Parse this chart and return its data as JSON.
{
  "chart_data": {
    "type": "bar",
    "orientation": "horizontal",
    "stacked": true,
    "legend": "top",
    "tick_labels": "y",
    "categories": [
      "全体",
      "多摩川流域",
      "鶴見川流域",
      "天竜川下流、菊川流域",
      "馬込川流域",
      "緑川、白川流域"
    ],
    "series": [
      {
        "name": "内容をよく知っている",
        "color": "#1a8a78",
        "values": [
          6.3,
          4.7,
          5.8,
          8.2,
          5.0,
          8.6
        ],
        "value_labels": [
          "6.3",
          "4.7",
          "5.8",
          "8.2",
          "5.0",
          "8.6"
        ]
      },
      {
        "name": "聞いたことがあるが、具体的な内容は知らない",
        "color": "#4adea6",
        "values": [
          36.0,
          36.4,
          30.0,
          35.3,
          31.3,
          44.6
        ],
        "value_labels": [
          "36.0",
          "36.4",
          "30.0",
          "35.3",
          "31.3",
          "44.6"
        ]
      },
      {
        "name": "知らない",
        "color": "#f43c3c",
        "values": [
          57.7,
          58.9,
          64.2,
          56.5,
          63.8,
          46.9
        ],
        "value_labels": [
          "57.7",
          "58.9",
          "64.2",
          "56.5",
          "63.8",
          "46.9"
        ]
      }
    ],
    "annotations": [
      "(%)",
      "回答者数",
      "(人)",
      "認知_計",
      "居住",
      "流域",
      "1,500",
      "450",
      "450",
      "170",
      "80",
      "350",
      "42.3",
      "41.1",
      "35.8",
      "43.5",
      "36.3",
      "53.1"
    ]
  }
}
————
◆ What is expected
Copy out each line of the records where the string "color" appears.

◆ Exercise solution
        "color": "#1a8a78",
        "color": "#4adea6",
        "color": "#f43c3c",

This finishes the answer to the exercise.